§ Stated exercise
From the entries provided below, copy each line that contains the word "charge".

[start Dataset records]

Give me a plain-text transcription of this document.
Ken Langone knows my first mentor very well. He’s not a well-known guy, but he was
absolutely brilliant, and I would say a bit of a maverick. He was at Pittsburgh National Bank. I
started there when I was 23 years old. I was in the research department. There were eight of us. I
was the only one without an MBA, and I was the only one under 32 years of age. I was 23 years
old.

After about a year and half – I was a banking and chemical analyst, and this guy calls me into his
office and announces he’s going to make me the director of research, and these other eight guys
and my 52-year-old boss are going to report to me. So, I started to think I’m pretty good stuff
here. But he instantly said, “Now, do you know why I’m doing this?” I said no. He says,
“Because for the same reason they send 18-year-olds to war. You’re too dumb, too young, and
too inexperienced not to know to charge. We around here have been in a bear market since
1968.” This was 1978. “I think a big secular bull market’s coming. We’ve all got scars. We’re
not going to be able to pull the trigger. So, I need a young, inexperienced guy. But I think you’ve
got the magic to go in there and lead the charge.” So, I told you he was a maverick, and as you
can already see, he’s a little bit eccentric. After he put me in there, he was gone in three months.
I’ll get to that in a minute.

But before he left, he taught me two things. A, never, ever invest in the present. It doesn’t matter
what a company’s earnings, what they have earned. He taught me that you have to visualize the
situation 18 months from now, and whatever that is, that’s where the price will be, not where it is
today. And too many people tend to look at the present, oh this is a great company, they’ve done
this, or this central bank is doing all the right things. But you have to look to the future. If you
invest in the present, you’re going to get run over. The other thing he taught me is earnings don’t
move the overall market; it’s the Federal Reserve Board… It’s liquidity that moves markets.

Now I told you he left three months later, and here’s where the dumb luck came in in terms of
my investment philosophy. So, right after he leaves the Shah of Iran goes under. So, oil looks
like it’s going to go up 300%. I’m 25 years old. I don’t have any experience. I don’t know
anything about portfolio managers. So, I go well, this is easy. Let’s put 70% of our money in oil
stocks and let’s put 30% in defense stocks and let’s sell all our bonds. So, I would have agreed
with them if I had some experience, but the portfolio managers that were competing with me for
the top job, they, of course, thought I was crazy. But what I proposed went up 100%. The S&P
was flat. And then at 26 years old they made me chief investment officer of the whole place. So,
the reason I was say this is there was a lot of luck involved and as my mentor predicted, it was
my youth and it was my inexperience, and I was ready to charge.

[end Dataset records]

§ Exercise response
too inexperienced not to know to charge. We around here have been in a bear market since
got the magic to go in there and lead the charge.” So, I told you he was a maverick, and as you
my youth and it was my inexperience, and I was ready to charge.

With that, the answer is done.